__Exercise description__:
Search the listing for "JSON" and copy every line where it appears.

** START Information shown **

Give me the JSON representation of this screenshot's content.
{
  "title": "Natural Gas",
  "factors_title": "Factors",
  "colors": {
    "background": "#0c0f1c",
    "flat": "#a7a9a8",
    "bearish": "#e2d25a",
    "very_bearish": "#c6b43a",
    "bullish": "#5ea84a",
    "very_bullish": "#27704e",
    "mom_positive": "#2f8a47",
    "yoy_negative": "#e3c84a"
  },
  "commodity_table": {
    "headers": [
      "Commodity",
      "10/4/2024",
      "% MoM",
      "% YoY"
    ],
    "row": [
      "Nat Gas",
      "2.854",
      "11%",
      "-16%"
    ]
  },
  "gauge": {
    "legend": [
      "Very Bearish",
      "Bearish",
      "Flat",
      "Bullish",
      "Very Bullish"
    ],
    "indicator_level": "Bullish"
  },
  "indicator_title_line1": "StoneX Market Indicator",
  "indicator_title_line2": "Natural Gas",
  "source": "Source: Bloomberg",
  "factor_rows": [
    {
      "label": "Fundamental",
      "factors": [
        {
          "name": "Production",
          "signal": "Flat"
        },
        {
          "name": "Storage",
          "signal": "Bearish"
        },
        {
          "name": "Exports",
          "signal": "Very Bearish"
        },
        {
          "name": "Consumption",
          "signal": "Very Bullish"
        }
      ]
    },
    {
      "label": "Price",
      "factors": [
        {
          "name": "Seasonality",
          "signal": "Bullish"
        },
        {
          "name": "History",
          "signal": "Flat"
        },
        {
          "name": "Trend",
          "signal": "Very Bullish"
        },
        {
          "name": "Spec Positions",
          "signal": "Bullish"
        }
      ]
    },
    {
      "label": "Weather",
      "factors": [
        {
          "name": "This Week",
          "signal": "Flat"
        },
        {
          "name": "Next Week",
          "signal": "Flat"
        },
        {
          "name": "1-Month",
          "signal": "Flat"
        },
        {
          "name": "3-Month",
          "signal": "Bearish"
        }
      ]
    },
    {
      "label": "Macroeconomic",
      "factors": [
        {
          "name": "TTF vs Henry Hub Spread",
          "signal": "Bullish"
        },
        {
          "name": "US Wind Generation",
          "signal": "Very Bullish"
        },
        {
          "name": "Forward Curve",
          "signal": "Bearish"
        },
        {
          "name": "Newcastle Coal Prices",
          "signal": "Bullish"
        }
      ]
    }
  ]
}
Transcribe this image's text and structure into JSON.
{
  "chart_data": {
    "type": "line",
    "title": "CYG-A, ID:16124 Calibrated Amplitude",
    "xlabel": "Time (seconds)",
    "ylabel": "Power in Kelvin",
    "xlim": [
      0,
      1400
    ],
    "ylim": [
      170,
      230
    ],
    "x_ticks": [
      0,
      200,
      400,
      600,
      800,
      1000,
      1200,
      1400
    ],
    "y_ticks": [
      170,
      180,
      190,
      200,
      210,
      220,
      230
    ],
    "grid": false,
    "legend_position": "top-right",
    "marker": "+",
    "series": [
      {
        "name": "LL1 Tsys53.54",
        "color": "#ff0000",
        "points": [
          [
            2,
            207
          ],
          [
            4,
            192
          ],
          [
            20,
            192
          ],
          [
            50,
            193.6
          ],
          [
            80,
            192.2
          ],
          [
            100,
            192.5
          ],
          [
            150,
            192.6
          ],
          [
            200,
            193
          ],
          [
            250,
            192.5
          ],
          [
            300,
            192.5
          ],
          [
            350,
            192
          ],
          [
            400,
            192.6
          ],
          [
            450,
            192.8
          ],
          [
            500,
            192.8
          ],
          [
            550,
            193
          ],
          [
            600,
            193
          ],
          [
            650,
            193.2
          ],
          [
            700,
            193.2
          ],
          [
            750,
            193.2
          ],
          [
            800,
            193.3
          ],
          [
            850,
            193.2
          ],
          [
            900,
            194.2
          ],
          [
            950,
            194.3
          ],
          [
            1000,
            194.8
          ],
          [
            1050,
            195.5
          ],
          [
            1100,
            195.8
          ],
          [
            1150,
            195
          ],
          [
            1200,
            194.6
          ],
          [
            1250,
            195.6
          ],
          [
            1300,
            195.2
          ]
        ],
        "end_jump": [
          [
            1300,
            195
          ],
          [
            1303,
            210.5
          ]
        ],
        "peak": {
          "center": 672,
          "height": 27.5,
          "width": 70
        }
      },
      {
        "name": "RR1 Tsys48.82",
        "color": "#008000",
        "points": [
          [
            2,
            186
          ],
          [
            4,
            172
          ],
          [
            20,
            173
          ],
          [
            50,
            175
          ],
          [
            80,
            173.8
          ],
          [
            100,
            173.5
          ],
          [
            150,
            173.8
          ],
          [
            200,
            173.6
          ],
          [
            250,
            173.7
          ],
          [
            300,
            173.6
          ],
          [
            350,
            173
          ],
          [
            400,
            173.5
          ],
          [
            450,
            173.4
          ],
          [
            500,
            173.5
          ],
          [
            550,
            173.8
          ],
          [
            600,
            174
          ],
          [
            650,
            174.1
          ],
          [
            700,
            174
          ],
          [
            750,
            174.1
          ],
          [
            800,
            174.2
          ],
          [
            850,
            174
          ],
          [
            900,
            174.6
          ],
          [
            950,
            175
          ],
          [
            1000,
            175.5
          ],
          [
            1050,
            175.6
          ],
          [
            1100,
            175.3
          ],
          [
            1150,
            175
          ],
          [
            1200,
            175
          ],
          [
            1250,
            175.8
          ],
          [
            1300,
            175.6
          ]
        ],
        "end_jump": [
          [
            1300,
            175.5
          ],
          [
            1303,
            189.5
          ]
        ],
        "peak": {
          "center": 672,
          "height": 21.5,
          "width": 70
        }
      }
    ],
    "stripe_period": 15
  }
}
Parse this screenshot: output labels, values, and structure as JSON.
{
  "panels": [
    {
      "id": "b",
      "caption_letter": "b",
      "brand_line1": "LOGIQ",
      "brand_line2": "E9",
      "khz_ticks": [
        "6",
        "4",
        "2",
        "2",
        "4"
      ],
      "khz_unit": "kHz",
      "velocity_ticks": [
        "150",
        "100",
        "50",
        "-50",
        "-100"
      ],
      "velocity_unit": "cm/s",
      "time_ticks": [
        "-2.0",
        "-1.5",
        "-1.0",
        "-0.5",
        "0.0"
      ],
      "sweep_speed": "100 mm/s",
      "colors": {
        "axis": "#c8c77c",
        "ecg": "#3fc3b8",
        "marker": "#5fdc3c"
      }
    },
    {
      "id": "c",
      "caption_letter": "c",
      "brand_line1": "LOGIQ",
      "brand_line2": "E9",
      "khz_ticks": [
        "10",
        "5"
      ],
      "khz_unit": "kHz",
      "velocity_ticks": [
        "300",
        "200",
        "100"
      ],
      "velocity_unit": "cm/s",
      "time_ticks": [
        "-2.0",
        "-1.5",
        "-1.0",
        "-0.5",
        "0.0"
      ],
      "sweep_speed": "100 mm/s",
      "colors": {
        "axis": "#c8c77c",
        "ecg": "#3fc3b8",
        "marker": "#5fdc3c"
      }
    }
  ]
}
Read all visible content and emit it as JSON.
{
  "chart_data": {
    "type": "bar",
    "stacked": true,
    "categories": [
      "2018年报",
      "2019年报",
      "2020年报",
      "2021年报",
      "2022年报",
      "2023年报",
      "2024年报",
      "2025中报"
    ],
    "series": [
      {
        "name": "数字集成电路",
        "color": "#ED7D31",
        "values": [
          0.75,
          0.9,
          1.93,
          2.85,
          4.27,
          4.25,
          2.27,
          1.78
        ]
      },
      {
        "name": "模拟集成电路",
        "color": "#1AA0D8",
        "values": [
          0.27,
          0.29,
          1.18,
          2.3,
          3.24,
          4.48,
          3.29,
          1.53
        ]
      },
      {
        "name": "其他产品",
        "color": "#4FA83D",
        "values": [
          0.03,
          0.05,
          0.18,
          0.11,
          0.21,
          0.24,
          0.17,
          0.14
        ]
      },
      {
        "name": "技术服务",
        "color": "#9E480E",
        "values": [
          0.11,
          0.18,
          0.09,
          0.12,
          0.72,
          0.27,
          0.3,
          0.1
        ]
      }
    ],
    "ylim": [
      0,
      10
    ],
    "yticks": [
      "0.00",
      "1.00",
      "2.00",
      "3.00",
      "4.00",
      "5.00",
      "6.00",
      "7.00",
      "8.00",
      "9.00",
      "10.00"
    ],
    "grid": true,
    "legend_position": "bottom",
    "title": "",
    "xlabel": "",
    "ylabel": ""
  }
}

** END Information shown **

__Written reply__:
Give me the JSON representation of this screenshot's content.
Transcribe this image's text and structure into JSON.
Parse this screenshot: output labels, values, and structure as JSON.
Read all visible content and emit it as JSON.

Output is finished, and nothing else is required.